- [WHAT THE EXERCISE ASKS] Skip the pictures. Transcribe the rest of the data below without changing a word.

== INPUT ROWS

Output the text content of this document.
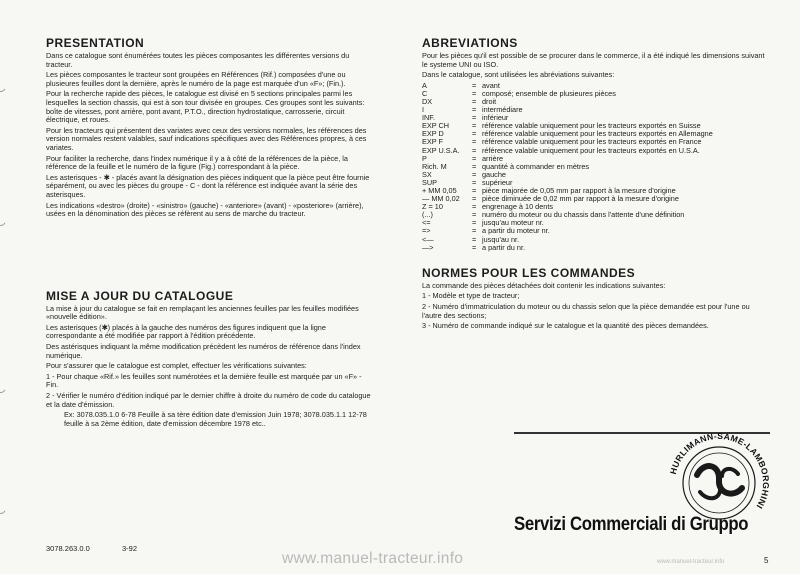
PRESENTATION

Dans ce catalogue sont énumérées toutes les pièces composantes les différentes versions du tracteur.

Les pièces composantes le tracteur sont groupées en Références (Rif.) composées d'une ou plusieures feuilles dont la dernière, après le numéro de la page est marquée d'un «F»; (Fin.).

Pour la recherche rapide des pièces, le catalogue est divisé en 5 sections principales parmi les lesquelles la section chassis, qui est à son tour divisée en groupes. Ces groupes sont les suivants: boîte de vitesses, pont arrière, pont avant, P.T.O., direction hydrostatique, carrosserie, circuit électrique, et roues.

Pour les tracteurs qui présentent des variates avec ceux des versions normales, les références des version normales restent valables, sauf indications spécifiques avec des Références propres, à ces variates.

Pour faciliter la recherche, dans l'index numérique il y a à côté de la références de la pièce, la référence de la feuille et le numéro de la figure (Fig.) correspondant à la pièce.

Les asterisques - ✱ - placés avant la désignation des pièces indiquent que la pièce peut être fournie séparément, ou avec les pièces du groupe - C - dont la référence est indiquée avant la série des asterisques.

Les indications «destro» (droite) - «sinistro» (gauche) - «anteriore» (avant) - «posteriore» (arrière), usées en la dénomination des pièces se réfèrent au sens de marche du tracteur.

MISE A JOUR DU CATALOGUE

La mise à jour du catalogue se fait en remplaçant les anciennes feuilles par les feuilles modifiées «nouvelle édition».

Les asterisques (✱) placés à la gauche des numéros des figures indiquent que la ligne correspondante a été modifiée par rapport à l'édition précédente.

Des astérisques indiquant la même modification précèdent les numéros de référence dans l'index numérique.

Pour s'assurer que le catalogue est complet, effectuer les vérifications suivantes:

1 - Pour chaque «Rif.» les feuilles sont numérotées et la dernière feuille est marquée par un «F» - Fin.

2 - Vérifier le numéro d'édition indiqué par le dernier chiffre à droite du numéro de code du catalogue et la date d'émission.

Ex: 3078.035.1.0 6-78 Feuille à sa tère édition date d'emission Juin 1978; 3078.035.1.1 12-78 feuille à sa 2ème édition, date d'emission décembre 1978 etc..

ABREVIATIONS

Pour les pièces qu'il est possible de se procurer dans le commerce, il a été indiqué les dimensions suivant le systeme UNI ou ISO.

Dans le catalogue, sont utilisées les abréviations suivantes:

A	=	avant
C	=	composé; ensemble de plusieures pièces
DX	=	droit
I	=	intermédiare
INF.	=	inférieur
EXP CH	=	référence valable uniquement pour les tracteurs exportés en Suisse
EXP D	=	référence valable uniquement pour les tracteurs exportés en Allemagne
EXP F	=	référence valable uniquement pour les tracteurs exportés en France
EXP U.S.A.	=	référence valable uniquement pour les tracteurs exportés en U.S.A.
P	=	arrière
Rich. M	=	quantité à commander en mètres
SX	=	gauche
SUP	=	supérieur
+ MM 0,05	=	pièce majorée de 0,05 mm par rapport à la mesure d'origine
— MM 0,02	=	pièce diminuée de 0,02 mm par rapport à la mesure d'origine
Z = 10	=	engrenage à 10 dents
(...)	=	numéro du moteur ou du chassis dans l'attente d'une définition
<=	=	jusqu'au moteur nr.
=>	=	a partir du moteur nr.
<—	=	jusqu'au nr.
—>	=	a partir du nr.
NORMES POUR LES COMMANDES

La commande des pièces détachées doit contenir les indications suivantes:

1 - Modèle et type de tracteur;

2 - Numéro d'immatriculation du moteur ou du chassis selon que la pièce demandée est pour l'une ou l'autre des sections;

3 - Numéro de commande indiqué sur le catalogue et la quantité des pièces demandées.

HURLIMANN-SAME-LAMBORGHINI
Servizi Commerciali di Gruppo
3078.263.0.0	3-92
www.manuel-tracteur.info	www.manuel-tracteur.info	5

====

- [RESULT FOR THIS TASK]
Output the text content of this document.
PRESENTATION

Dans ce catalogue sont énumérées toutes les pièces composantes les différentes versions du tracteur.

Les pièces composantes le tracteur sont groupées en Références (Rif.) composées d'une ou plusieures feuilles dont la dernière, après le numéro de la page est marquée d'un «F»; (Fin.).

Pour la recherche rapide des pièces, le catalogue est divisé en 5 sections principales parmi les lesquelles la section chassis, qui est à son tour divisée en groupes. Ces groupes sont les suivants: boîte de vitesses, pont arrière, pont avant, P.T.O., direction hydrostatique, carrosserie, circuit électrique, et roues.

Pour les tracteurs qui présentent des variates avec ceux des versions normales, les références des version normales restent valables, sauf indications spécifiques avec des Références propres, à ces variates.

Pour faciliter la recherche, dans l'index numérique il y a à côté de la références de la pièce, la référence de la feuille et le numéro de la figure (Fig.) correspondant à la pièce.

Les asterisques - ✱ - placés avant la désignation des pièces indiquent que la pièce peut être fournie séparément, ou avec les pièces du groupe - C - dont la référence est indiquée avant la série des asterisques.

Les indications «destro» (droite) - «sinistro» (gauche) - «anteriore» (avant) - «posteriore» (arrière), usées en la dénomination des pièces se réfèrent au sens de marche du tracteur.

MISE A JOUR DU CATALOGUE

La mise à jour du catalogue se fait en remplaçant les anciennes feuilles par les feuilles modifiées «nouvelle édition».

Les asterisques (✱) placés à la gauche des numéros des figures indiquent que la ligne correspondante a été modifiée par rapport à l'édition précédente.

Des astérisques indiquant la même modification précèdent les numéros de référence dans l'index numérique.

Pour s'assurer que le catalogue est complet, effectuer les vérifications suivantes:

1 - Pour chaque «Rif.» les feuilles sont numérotées et la dernière feuille est marquée par un «F» - Fin.

2 - Vérifier le numéro d'édition indiqué par le dernier chiffre à droite du numéro de code du catalogue et la date d'émission.

Ex: 3078.035.1.0 6-78 Feuille à sa tère édition date d'emission Juin 1978; 3078.035.1.1 12-78 feuille à sa 2ème édition, date d'emission décembre 1978 etc..

ABREVIATIONS

Pour les pièces qu'il est possible de se procurer dans le commerce, il a été indiqué les dimensions suivant le systeme UNI ou ISO.

Dans le catalogue, sont utilisées les abréviations suivantes:

A	=	avant
C	=	composé; ensemble de plusieures pièces
DX	=	droit
I	=	intermédiare
INF.	=	inférieur
EXP CH	=	référence valable uniquement pour les tracteurs exportés en Suisse
EXP D	=	référence valable uniquement pour les tracteurs exportés en Allemagne
EXP F	=	référence valable uniquement pour les tracteurs exportés en France
EXP U.S.A.	=	référence valable uniquement pour les tracteurs exportés en U.S.A.
P	=	arrière
Rich. M	=	quantité à commander en mètres
SX	=	gauche
SUP	=	supérieur
+ MM 0,05	=	pièce majorée de 0,05 mm par rapport à la mesure d'origine
— MM 0,02	=	pièce diminuée de 0,02 mm par rapport à la mesure d'origine
Z = 10	=	engrenage à 10 dents
(...)	=	numéro du moteur ou du chassis dans l'attente d'une définition
<=	=	jusqu'au moteur nr.
=>	=	a partir du moteur nr.
<—	=	jusqu'au nr.
—>	=	a partir du nr.
NORMES POUR LES COMMANDES

La commande des pièces détachées doit contenir les indications suivantes:

1 - Modèle et type de tracteur;

2 - Numéro d'immatriculation du moteur ou du chassis selon que la pièce demandée est pour l'une ou l'autre des sections;

3 - Numéro de commande indiqué sur le catalogue et la quantité des pièces demandées.

HURLIMANN-SAME-LAMBORGHINI
Servizi Commerciali di Gruppo
3078.263.0.0	3-92
www.manuel-tracteur.info	www.manuel-tracteur.info	5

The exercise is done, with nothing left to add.